[start of DATA LINES]

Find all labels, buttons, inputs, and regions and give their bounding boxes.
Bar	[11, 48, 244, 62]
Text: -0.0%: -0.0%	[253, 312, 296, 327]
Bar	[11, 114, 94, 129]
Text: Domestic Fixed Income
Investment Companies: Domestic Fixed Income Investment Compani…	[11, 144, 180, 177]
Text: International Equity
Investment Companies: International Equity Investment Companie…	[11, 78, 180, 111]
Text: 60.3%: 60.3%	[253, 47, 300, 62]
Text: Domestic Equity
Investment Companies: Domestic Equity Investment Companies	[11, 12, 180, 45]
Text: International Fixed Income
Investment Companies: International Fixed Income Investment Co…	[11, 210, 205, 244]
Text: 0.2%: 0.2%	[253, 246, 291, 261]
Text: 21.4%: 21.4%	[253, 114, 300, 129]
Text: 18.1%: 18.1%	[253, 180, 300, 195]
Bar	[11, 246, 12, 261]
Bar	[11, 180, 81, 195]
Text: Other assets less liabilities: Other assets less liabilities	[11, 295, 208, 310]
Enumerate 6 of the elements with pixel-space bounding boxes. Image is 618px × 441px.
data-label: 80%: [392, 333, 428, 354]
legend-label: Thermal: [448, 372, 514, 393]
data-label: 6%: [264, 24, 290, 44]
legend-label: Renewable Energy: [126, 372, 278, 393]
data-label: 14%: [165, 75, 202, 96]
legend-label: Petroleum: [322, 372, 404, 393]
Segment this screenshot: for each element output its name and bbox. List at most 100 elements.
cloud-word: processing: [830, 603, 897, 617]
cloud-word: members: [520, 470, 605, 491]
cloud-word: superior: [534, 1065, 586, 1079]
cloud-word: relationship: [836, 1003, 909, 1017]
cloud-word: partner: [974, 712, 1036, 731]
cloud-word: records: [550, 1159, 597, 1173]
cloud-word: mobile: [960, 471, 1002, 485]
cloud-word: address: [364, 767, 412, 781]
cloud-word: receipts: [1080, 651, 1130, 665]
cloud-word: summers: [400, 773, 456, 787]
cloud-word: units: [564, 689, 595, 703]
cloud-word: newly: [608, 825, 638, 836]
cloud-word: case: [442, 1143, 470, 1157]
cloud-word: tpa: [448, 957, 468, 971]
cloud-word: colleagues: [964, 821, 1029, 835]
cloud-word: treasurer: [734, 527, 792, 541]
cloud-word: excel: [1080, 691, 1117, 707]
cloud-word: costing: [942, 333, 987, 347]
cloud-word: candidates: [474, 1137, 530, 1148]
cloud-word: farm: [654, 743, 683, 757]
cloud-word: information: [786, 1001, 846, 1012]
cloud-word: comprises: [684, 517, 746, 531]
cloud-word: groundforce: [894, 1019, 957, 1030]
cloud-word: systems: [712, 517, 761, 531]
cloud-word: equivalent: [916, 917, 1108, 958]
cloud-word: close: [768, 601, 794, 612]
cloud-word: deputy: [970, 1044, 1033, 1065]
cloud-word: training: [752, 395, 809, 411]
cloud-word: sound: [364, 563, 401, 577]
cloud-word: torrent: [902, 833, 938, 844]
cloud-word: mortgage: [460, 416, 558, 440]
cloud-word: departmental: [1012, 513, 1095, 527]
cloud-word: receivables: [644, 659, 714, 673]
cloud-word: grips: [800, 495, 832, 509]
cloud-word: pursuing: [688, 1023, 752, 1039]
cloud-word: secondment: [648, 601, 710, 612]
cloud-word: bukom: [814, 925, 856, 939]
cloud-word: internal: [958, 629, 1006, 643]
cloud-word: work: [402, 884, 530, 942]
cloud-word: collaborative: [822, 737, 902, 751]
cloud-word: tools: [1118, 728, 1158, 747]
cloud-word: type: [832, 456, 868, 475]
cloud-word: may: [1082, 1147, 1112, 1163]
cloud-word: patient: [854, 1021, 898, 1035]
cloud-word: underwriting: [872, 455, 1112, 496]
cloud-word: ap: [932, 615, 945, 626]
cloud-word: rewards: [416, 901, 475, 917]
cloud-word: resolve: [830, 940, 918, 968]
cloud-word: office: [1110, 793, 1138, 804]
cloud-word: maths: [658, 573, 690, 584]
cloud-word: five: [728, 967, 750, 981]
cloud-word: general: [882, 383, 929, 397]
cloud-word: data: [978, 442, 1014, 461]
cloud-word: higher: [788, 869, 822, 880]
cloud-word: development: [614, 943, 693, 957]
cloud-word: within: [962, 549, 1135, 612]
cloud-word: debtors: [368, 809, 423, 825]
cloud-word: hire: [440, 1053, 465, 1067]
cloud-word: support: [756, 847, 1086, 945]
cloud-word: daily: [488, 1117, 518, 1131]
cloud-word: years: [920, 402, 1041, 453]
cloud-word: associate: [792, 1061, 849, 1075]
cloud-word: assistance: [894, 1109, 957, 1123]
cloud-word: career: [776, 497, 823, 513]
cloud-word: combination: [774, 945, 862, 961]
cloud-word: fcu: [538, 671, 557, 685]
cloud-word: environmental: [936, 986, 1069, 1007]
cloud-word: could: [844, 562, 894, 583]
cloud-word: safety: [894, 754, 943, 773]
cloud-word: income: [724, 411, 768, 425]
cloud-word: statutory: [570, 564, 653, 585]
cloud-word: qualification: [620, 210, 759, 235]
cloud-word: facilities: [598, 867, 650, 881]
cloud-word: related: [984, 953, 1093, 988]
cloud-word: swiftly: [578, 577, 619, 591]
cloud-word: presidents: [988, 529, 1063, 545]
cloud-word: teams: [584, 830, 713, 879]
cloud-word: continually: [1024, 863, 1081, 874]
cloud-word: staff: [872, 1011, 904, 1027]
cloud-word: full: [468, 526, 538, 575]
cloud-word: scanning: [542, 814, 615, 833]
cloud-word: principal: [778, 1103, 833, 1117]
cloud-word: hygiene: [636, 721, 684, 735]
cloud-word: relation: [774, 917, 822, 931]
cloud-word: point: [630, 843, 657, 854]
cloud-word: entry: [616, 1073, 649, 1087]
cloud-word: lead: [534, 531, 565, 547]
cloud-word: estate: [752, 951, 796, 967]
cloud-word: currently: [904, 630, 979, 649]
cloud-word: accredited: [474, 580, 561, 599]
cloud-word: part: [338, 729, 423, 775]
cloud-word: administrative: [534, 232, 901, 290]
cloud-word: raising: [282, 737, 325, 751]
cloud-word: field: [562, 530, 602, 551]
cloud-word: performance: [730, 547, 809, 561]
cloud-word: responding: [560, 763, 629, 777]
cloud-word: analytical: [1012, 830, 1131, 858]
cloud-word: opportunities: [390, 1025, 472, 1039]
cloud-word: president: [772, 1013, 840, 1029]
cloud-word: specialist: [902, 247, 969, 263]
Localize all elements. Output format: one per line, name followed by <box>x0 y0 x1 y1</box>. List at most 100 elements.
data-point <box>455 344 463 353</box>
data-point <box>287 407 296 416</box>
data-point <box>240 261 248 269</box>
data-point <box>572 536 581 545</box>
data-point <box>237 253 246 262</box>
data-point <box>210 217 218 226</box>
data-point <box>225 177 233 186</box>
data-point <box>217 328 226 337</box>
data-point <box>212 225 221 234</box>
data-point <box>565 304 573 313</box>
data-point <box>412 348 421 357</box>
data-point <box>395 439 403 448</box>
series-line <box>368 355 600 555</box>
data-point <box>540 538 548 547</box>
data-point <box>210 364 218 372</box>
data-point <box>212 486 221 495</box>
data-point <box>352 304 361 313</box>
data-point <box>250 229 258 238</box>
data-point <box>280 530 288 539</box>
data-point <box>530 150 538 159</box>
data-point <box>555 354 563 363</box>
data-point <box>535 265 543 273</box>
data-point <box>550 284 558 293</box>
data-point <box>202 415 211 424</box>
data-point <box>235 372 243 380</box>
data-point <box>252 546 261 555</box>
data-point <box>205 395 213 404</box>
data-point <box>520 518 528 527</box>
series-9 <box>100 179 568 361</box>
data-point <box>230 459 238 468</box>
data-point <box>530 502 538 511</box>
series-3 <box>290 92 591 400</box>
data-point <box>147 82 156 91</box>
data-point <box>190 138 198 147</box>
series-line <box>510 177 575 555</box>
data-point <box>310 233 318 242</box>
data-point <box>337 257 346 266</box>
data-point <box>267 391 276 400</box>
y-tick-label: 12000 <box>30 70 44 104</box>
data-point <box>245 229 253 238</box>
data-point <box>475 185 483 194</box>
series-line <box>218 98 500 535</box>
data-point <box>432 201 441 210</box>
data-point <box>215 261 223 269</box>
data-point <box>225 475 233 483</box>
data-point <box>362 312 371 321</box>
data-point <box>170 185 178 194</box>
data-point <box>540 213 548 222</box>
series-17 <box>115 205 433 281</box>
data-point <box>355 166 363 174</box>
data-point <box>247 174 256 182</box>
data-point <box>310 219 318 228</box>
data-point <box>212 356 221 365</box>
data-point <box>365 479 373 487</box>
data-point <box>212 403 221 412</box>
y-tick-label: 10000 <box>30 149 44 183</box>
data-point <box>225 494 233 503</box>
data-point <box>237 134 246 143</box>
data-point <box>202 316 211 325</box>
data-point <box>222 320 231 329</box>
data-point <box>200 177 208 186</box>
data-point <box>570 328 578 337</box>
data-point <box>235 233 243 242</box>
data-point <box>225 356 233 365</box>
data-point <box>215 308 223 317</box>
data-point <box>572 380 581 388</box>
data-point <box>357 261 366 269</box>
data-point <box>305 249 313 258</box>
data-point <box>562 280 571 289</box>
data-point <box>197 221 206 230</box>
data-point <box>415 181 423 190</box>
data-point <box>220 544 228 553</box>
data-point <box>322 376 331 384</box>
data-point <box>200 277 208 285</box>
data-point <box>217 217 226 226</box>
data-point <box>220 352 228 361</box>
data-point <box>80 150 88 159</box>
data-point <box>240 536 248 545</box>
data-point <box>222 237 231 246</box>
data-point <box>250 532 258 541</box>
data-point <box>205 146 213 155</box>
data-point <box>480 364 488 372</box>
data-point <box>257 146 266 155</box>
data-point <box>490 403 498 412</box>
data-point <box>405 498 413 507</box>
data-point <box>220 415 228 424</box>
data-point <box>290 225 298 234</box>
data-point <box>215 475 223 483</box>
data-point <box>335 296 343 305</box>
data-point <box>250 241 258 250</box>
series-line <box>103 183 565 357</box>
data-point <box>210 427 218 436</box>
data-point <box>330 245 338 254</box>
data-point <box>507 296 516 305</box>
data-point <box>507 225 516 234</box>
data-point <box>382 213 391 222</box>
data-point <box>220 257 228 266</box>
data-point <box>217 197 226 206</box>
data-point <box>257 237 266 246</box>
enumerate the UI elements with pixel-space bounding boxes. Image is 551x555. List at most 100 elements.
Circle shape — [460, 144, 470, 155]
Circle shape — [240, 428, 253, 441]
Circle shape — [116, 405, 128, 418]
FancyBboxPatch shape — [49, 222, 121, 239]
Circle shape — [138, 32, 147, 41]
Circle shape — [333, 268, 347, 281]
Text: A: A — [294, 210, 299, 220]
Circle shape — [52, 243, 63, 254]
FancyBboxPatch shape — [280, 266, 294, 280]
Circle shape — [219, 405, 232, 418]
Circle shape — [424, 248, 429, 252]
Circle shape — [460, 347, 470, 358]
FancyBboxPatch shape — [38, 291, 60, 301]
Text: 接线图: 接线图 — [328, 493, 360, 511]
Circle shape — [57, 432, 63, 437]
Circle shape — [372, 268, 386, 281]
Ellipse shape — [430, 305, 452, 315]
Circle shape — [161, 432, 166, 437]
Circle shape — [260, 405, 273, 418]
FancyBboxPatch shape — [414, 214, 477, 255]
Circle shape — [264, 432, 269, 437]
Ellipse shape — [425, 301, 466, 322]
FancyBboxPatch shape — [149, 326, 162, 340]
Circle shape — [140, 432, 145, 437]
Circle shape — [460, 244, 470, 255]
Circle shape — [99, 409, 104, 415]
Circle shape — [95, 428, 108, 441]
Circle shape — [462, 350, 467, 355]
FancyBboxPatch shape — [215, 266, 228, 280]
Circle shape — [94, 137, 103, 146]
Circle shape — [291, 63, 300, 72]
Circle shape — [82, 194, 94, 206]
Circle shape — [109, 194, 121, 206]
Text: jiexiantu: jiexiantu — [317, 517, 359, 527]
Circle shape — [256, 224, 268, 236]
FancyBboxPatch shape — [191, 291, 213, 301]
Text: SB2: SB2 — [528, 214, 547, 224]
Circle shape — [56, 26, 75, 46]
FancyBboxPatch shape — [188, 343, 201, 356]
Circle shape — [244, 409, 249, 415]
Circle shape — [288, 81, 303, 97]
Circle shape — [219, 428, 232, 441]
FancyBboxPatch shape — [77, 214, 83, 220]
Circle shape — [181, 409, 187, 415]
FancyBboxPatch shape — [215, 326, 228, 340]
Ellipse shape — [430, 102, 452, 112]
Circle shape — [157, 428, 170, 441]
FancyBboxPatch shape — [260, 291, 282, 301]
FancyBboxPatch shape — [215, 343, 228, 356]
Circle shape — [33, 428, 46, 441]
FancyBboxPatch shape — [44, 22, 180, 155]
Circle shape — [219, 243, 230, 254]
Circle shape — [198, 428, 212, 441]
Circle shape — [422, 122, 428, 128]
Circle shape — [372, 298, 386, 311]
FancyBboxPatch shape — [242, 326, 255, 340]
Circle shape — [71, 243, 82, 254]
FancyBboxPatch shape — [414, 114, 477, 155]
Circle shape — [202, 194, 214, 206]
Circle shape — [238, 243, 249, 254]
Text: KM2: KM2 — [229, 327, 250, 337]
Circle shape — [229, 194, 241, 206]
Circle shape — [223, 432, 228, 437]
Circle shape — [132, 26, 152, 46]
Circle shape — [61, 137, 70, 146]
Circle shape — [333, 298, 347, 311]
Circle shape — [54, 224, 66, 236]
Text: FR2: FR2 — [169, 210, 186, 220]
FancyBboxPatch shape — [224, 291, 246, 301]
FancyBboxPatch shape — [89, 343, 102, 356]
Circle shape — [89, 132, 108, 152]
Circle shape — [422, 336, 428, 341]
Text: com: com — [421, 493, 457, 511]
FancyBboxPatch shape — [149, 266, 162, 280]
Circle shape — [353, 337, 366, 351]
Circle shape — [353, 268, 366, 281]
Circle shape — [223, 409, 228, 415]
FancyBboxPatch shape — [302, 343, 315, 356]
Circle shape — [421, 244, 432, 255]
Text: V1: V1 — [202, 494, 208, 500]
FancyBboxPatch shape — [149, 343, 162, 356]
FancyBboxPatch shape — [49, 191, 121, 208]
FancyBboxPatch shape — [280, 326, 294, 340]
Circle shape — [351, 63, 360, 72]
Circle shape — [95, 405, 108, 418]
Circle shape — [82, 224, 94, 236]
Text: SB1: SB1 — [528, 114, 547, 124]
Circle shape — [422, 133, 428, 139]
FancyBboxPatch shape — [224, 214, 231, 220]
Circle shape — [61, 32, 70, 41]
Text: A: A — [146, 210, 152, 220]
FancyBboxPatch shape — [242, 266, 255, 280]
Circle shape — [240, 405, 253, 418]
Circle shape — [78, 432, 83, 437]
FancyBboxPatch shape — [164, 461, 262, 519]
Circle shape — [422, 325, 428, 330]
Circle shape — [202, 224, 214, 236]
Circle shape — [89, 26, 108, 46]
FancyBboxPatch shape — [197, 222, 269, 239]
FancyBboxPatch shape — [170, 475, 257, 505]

[end of DATA LINES]

PROBLEM REQUIREMENTS:
Can you reproduce the rows from the very first one through the line containing "cloud-word: costing: [942, 333, 987, 347]", both included, changing "cloud-word" to "cloud term" and leaving everything else untouched?

SOLUTION TO THIS EXERCISE:
Find all labels, buttons, inputs, and regions and give their bounding boxes.
Bar	[11, 48, 244, 62]
Text: -0.0%: -0.0%	[253, 312, 296, 327]
Bar	[11, 114, 94, 129]
Text: Domestic Fixed Income
Investment Companies: Domestic Fixed Income Investment Compani…	[11, 144, 180, 177]
Text: International Equity
Investment Companies: International Equity Investment Companie…	[11, 78, 180, 111]
Text: 60.3%: 60.3%	[253, 47, 300, 62]
Text: Domestic Equity
Investment Companies: Domestic Equity Investment Companies	[11, 12, 180, 45]
Text: International Fixed Income
Investment Companies: International Fixed Income Investment Co…	[11, 210, 205, 244]
Text: 0.2%: 0.2%	[253, 246, 291, 261]
Text: 21.4%: 21.4%	[253, 114, 300, 129]
Text: 18.1%: 18.1%	[253, 180, 300, 195]
Bar	[11, 246, 12, 261]
Bar	[11, 180, 81, 195]
Text: Other assets less liabilities: Other assets less liabilities	[11, 295, 208, 310]
Enumerate 6 of the elements with pixel-space bounding boxes. Image is 618px × 441px.
data-label: 80%: [392, 333, 428, 354]
legend-label: Thermal: [448, 372, 514, 393]
data-label: 6%: [264, 24, 290, 44]
legend-label: Renewable Energy: [126, 372, 278, 393]
data-label: 14%: [165, 75, 202, 96]
legend-label: Petroleum: [322, 372, 404, 393]
Segment this screenshot: for each element output its name and bbox. List at most 100 elements.
cloud term: processing: [830, 603, 897, 617]
cloud term: members: [520, 470, 605, 491]
cloud term: superior: [534, 1065, 586, 1079]
cloud term: relationship: [836, 1003, 909, 1017]
cloud term: partner: [974, 712, 1036, 731]
cloud term: records: [550, 1159, 597, 1173]
cloud term: mobile: [960, 471, 1002, 485]
cloud term: address: [364, 767, 412, 781]
cloud term: receipts: [1080, 651, 1130, 665]
cloud term: summers: [400, 773, 456, 787]
cloud term: units: [564, 689, 595, 703]
cloud term: newly: [608, 825, 638, 836]
cloud term: case: [442, 1143, 470, 1157]
cloud term: tpa: [448, 957, 468, 971]
cloud term: colleagues: [964, 821, 1029, 835]
cloud term: treasurer: [734, 527, 792, 541]
cloud term: excel: [1080, 691, 1117, 707]
cloud term: costing: [942, 333, 987, 347]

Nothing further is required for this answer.